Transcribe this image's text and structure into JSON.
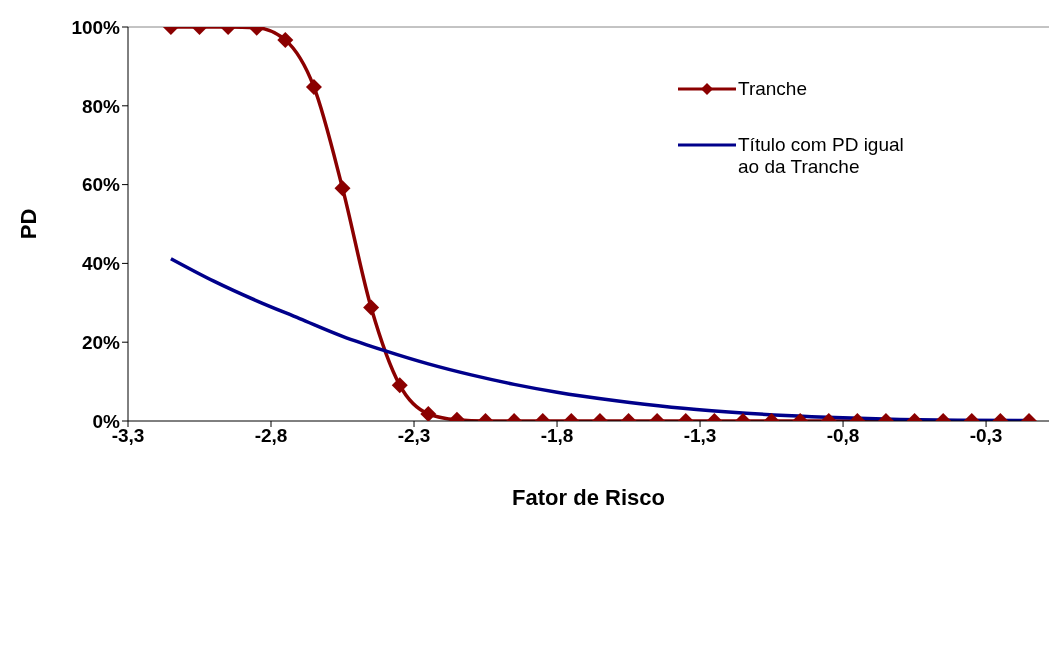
{
  "chart_data": {
    "type": "line",
    "xlabel": "Fator de Risco",
    "ylabel": "PD",
    "xlim": [
      -3.3,
      -0.08
    ],
    "ylim": [
      0,
      100
    ],
    "xticks": [
      {
        "value": -3.3,
        "label": "-3,3"
      },
      {
        "value": -2.8,
        "label": "-2,8"
      },
      {
        "value": -2.3,
        "label": "-2,3"
      },
      {
        "value": -1.8,
        "label": "-1,8"
      },
      {
        "value": -1.3,
        "label": "-1,3"
      },
      {
        "value": -0.8,
        "label": "-0,8"
      },
      {
        "value": -0.3,
        "label": "-0,3"
      }
    ],
    "yticks": [
      {
        "value": 0,
        "label": "0%"
      },
      {
        "value": 20,
        "label": "20%"
      },
      {
        "value": 40,
        "label": "40%"
      },
      {
        "value": 60,
        "label": "60%"
      },
      {
        "value": 80,
        "label": "80%"
      },
      {
        "value": 100,
        "label": "100%"
      }
    ],
    "legend": "top right",
    "grid": false,
    "series": [
      {
        "name": "Tranche",
        "color": "#8b0000",
        "marker": "diamond",
        "x": [
          -3.15,
          -3.05,
          -2.95,
          -2.85,
          -2.75,
          -2.65,
          -2.55,
          -2.45,
          -2.35,
          -2.25,
          -2.15,
          -2.05,
          -1.95,
          -1.85,
          -1.75,
          -1.65,
          -1.55,
          -1.45,
          -1.35,
          -1.25,
          -1.15,
          -1.05,
          -0.95,
          -0.85,
          -0.75,
          -0.65,
          -0.55,
          -0.45,
          -0.35,
          -0.25,
          -0.15
        ],
        "values": [
          100,
          100,
          100,
          99.8,
          96.7,
          84.8,
          59.1,
          28.8,
          9.1,
          1.8,
          0.3,
          0,
          0,
          0,
          0,
          0,
          0,
          0,
          0,
          0,
          0,
          0,
          0,
          0,
          0,
          0,
          0,
          0,
          0,
          0,
          0
        ]
      },
      {
        "name": "Título com PD igual ao da Tranche",
        "color": "#00008b",
        "marker": "none",
        "x": [
          -3.15,
          -3.0,
          -2.85,
          -2.7,
          -2.55,
          -2.4,
          -2.25,
          -2.1,
          -1.95,
          -1.8,
          -1.6,
          -1.4,
          -1.2,
          -1.0,
          -0.8,
          -0.6,
          -0.4,
          -0.15
        ],
        "values": [
          41.2,
          35.5,
          30.5,
          26,
          21.5,
          17.8,
          14.5,
          11.7,
          9.3,
          7.3,
          5.2,
          3.5,
          2.3,
          1.4,
          0.8,
          0.4,
          0.2,
          0.1
        ]
      }
    ]
  }
}
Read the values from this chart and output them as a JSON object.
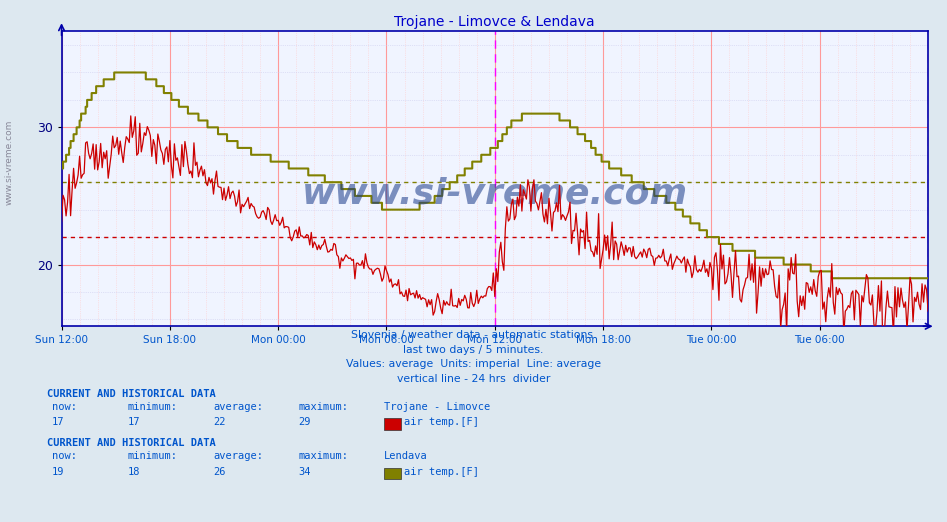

[EXERCISE DIRECTIONS] Review the preceding data and report every line that includes the string "this".

[ANSWER BELOW]
Transcribe this image's text and structure into JSON.
Read the values from this chart and output them as a JSON object.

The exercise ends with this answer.